■ **Selected text**:

————

Service was born in Preston, Lancashire, the eldest in a family of ten: his father was a Scottish bank clerk and his mother the daughter of a mill-owner and wholesale merchant. When Service was four, his family moved back to Scotland: he and one brother were brought up by relatives in Ayrshire, while the rest of the family were in Glasgow. Service left school at 14, and joined a bank; he began publishing poetry.

In April 1896 he emigrated to British Columbia, and after working on farms he started travelling up and down the Pacific coast, from Mexico to Alaska. He then took up a steady position with the Canadian Bank of Commerce, first in British Columbia, and then in the Yukon. It was there he became “the Bard of the Yukon” and “Canada’s Kipling”; his most famous verse was “The Shooting of Dan McGrew”.

His first book of verse, which sold literally millions of copies, was published in 1907: Songs of a Sourdough (Toronto) or The Spell of the Yukon (New York). He left Canada for good in 1912, initially to report on the Balkan War.

In 1913 he married Germaine Bourgoin, the daughter of a Parisian distillery owner. He always remained a British citizen, but he often lived in France. After his war experiences, he wrote novels (including his two fantastic novels, and became obsessed with his health. (He wrote Why Not Grow Young? Keeping Fit at Fifty in 1928). When the Second World War began, he went to Hollywood, and appeared as himself, against Marlene Dietrich, in a film about the gold rush. In 1945 he returned to his homes in Britanny and Nice, and published two volumes of autobiography and eight volumes of verse.

————

■ **Data excerpt**:
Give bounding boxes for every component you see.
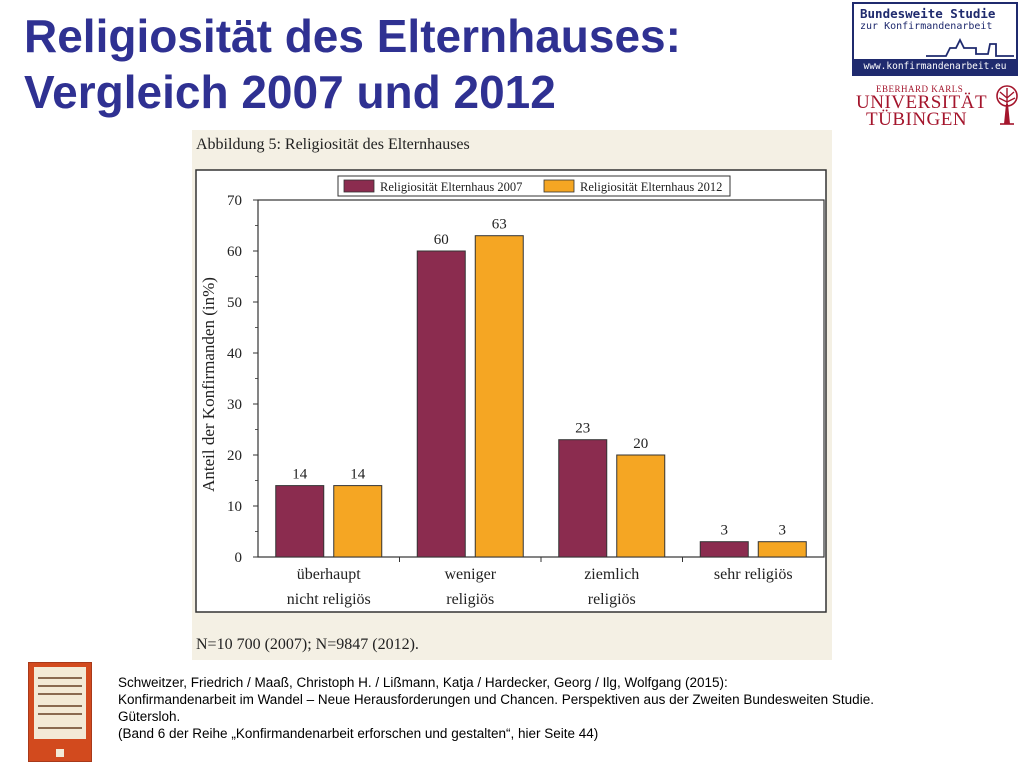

————

■ **Exercise tasks**:
1. Translate this sentence from the Service biography into Spanish: "In 1913 he married Germaine Bourgoin, the daughter of a Parisian distillery owner."
2. Pick up the Service biography after its final sentence and carry it on.

■ **Exercise responses**:
1. En 1913 se casó con Germaine Bourgoin, hija del propietario de una destilería parisina.

2.
The Oxford Dictionary of National Biography sums up his achievement:

Though he was widely and deeply read in poetry, Service never claimed to be more than a versifier rhyming for “lowbrows”. Few literary critics have taken his work seriously, even in his Scottish homeland, though he recognizably stands in the tradition of the medieval “makers”, Robert Burns, and R. L. Stevenson. Bard and story-teller, he writes with demotic humour and pathos on behalf of the deviant and the underdog, with a passion against war and a scorn for rank and privilege. Granted that he was sentimental, his sentiment is generous and humane.

He died in September 1958 in his summer home in Lancieux, Brittany, where he was buried.

My information comes largely from C.F. Klinck’s entry in the Oxford Dictionary of National Biography, revised by Angus Calder.